-------- ENTRIES PROVIDED --------
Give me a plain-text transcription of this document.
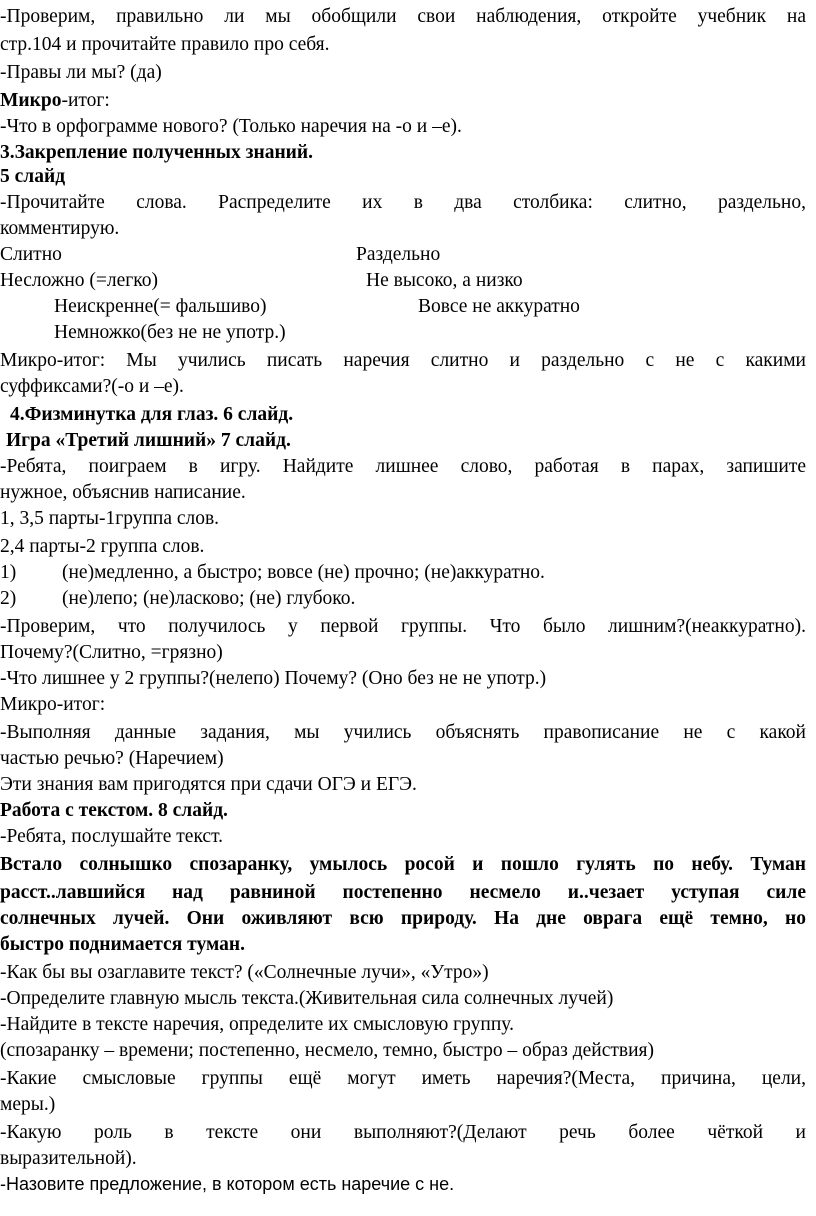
-Проверим, правильно ли мы обобщили свои наблюдения, откройте учебник на
стр.104 и прочитайте правило про себя.
-Правы ли мы? (да)
Микро-итог:
-Что в орфограмме нового? (Только наречия на -о и –е).
3.Закрепление полученных знаний.
5 слайд
-Прочитайте слова. Распределите их в два столбика: слитно, раздельно,
комментирую.
Слитно	Раздельно
Несложно (=легко)	Не высоко, а низко
Неискренне(= фальшиво)	Вовсе не аккуратно
Немножко(без не не употр.)
Микро-итог: Мы учились писать наречия слитно и раздельно с не с какими
суффиксами?(-о и –е).
4.Физминутка для глаз. 6 слайд.
Игра «Третий лишний» 7 слайд.
-Ребята, поиграем в игру. Найдите лишнее слово, работая в парах, запишите
нужное, объяснив написание.
1, 3,5 парты-1группа слов.
2,4 парты-2 группа слов.
1) (не)медленно, а быстро; вовсе (не) прочно; (не)аккуратно.
2) (не)лепо; (не)ласково; (не) глубоко.
-Проверим, что получилось у первой группы. Что было лишним?(неаккуратно).
Почему?(Слитно, =грязно)
-Что лишнее у 2 группы?(нелепо) Почему? (Оно без не не употр.)
Микро-итог:
-Выполняя данные задания, мы учились объяснять правописание не с какой
частью речью? (Наречием)
Эти знания вам пригодятся при сдачи ОГЭ и ЕГЭ.
Работа с текстом. 8 слайд.
-Ребята, послушайте текст.
Встало солнышко спозаранку, умылось росой и пошло гулять по небу. Туман
расст..лавшийся над равниной постепенно несмело и..чезает уступая силе
солнечных лучей. Они оживляют всю природу. На дне оврага ещё темно, но
быстро поднимается туман.
-Как бы вы озаглавите текст? («Солнечные лучи», «Утро»)
-Определите главную мысль текста.(Живительная сила солнечных лучей)
-Найдите в тексте наречия, определите их смысловую группу.
(спозаранку – времени; постепенно, несмело, темно, быстро – образ действия)
-Какие смысловые группы ещё могут иметь наречия?(Места, причина, цели,
меры.)
-Какую роль в тексте они выполняют?(Делают речь более чёткой и
выразительной).
-Назовите предложение, в котором есть наречие с не.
--------
Each record above must be returned exactly as written, with its pictures omitted.

Give me a plain-text transcription of this document.
-Проверим, правильно ли мы обобщили свои наблюдения, откройте учебник на
стр.104 и прочитайте правило про себя.
-Правы ли мы? (да)
Микро-итог:
-Что в орфограмме нового? (Только наречия на -о и –е).
3.Закрепление полученных знаний.
5 слайд
-Прочитайте слова. Распределите их в два столбика: слитно, раздельно,
комментирую.
Слитно	Раздельно
Несложно (=легко)	Не высоко, а низко
Неискренне(= фальшиво)	Вовсе не аккуратно
Немножко(без не не употр.)
Микро-итог: Мы учились писать наречия слитно и раздельно с не с какими
суффиксами?(-о и –е).
4.Физминутка для глаз. 6 слайд.
Игра «Третий лишний» 7 слайд.
-Ребята, поиграем в игру. Найдите лишнее слово, работая в парах, запишите
нужное, объяснив написание.
1, 3,5 парты-1группа слов.
2,4 парты-2 группа слов.
1) (не)медленно, а быстро; вовсе (не) прочно; (не)аккуратно.
2) (не)лепо; (не)ласково; (не) глубоко.
-Проверим, что получилось у первой группы. Что было лишним?(неаккуратно).
Почему?(Слитно, =грязно)
-Что лишнее у 2 группы?(нелепо) Почему? (Оно без не не употр.)
Микро-итог:
-Выполняя данные задания, мы учились объяснять правописание не с какой
частью речью? (Наречием)
Эти знания вам пригодятся при сдачи ОГЭ и ЕГЭ.
Работа с текстом. 8 слайд.
-Ребята, послушайте текст.
Встало солнышко спозаранку, умылось росой и пошло гулять по небу. Туман
расст..лавшийся над равниной постепенно несмело и..чезает уступая силе
солнечных лучей. Они оживляют всю природу. На дне оврага ещё темно, но
быстро поднимается туман.
-Как бы вы озаглавите текст? («Солнечные лучи», «Утро»)
-Определите главную мысль текста.(Живительная сила солнечных лучей)
-Найдите в тексте наречия, определите их смысловую группу.
(спозаранку – времени; постепенно, несмело, темно, быстро – образ действия)
-Какие смысловые группы ещё могут иметь наречия?(Места, причина, цели,
меры.)
-Какую роль в тексте они выполняют?(Делают речь более чёткой и
выразительной).
-Назовите предложение, в котором есть наречие с не.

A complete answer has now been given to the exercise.